* Saved entries *
-- start --

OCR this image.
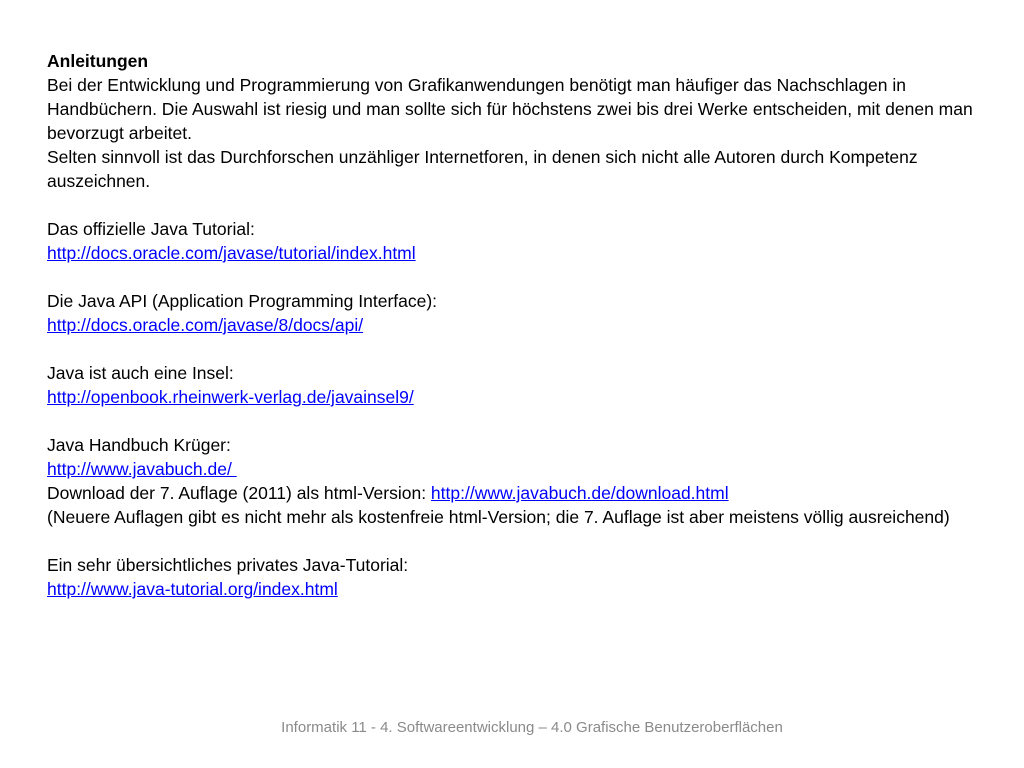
Anleitungen

Bei der Entwicklung und Programmierung von Grafikanwendungen benötigt man häufiger das Nachschlagen in Handbüchern. Die Auswahl ist riesig und man sollte sich für höchstens zwei bis drei Werke entscheiden, mit denen man bevorzugt arbeitet.

Selten sinnvoll ist das Durchforschen unzähliger Internetforen, in denen sich nicht alle Autoren durch Kompetenz auszeichnen.

Das offizielle Java Tutorial:
http://docs.oracle.com/javase/tutorial/index.html
Die Java API (Application Programming Interface):
http://docs.oracle.com/javase/8/docs/api/
Java ist auch eine Insel:
http://openbook.rheinwerk-verlag.de/javainsel9/
Java Handbuch Krüger:
http://www.javabuch.de/
Download der 7. Auflage (2011) als html-Version: http://www.javabuch.de/download.html

(Neuere Auflagen gibt es nicht mehr als kostenfreie html-Version; die 7. Auflage ist aber meistens völlig ausreichend)

Ein sehr übersichtliches privates Java-Tutorial:
http://www.java-tutorial.org/index.html
Informatik 11 - 4. Softwareentwicklung – 4.0 Grafische Benutzeroberflächen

-- end --

* Requirement *
Every line of the material is to be quoted exactly, with no pictures carried over.

* Correct result *
OCR this image.
Anleitungen

Bei der Entwicklung und Programmierung von Grafikanwendungen benötigt man häufiger das Nachschlagen in Handbüchern. Die Auswahl ist riesig und man sollte sich für höchstens zwei bis drei Werke entscheiden, mit denen man bevorzugt arbeitet.

Selten sinnvoll ist das Durchforschen unzähliger Internetforen, in denen sich nicht alle Autoren durch Kompetenz auszeichnen.

Das offizielle Java Tutorial:
http://docs.oracle.com/javase/tutorial/index.html
Die Java API (Application Programming Interface):
http://docs.oracle.com/javase/8/docs/api/
Java ist auch eine Insel:
http://openbook.rheinwerk-verlag.de/javainsel9/
Java Handbuch Krüger:
http://www.javabuch.de/
Download der 7. Auflage (2011) als html-Version: http://www.javabuch.de/download.html

(Neuere Auflagen gibt es nicht mehr als kostenfreie html-Version; die 7. Auflage ist aber meistens völlig ausreichend)

Ein sehr übersichtliches privates Java-Tutorial:
http://www.java-tutorial.org/index.html
Informatik 11 - 4. Softwareentwicklung – 4.0 Grafische Benutzeroberflächen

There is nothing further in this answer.